[Directive] Within the listing below, locate all lines containing the word "cavities". Copy each one.

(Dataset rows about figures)
START

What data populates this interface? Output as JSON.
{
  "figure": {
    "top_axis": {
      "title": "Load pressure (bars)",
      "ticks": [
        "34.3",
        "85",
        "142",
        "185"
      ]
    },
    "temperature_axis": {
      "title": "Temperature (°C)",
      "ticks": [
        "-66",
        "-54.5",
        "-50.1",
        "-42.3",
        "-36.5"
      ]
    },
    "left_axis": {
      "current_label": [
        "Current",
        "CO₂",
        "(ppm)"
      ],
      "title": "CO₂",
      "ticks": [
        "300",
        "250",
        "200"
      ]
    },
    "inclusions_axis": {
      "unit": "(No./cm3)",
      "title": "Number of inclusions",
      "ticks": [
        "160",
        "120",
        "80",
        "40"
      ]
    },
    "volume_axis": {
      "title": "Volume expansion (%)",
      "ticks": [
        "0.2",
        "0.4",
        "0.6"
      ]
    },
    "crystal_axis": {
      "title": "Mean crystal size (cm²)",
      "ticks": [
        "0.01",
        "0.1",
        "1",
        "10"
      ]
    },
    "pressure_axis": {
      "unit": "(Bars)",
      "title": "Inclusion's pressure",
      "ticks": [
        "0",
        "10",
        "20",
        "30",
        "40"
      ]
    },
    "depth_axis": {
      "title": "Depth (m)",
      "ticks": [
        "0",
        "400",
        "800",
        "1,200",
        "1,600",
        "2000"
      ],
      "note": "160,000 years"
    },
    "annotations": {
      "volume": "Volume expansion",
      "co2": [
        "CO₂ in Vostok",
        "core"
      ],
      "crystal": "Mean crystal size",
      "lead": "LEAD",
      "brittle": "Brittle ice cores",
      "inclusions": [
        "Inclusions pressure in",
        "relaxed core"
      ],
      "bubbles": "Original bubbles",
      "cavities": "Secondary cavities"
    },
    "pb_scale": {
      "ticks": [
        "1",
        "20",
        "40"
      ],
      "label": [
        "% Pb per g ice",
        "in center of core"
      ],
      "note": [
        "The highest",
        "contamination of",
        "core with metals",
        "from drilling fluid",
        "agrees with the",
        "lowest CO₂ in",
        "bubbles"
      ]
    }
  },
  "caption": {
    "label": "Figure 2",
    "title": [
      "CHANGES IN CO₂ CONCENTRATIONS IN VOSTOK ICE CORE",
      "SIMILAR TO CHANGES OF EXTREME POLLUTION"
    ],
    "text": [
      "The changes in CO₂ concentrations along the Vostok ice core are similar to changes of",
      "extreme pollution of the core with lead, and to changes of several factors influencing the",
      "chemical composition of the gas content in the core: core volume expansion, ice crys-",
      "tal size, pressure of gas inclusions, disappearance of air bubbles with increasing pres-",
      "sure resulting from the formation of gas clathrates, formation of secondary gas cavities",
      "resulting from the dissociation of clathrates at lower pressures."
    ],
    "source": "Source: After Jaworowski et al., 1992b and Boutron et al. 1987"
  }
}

END

[Result for this exercise]
      "cavities": "Secondary cavities"
      "sure resulting from the formation of gas clathrates, formation of secondary gas cavities",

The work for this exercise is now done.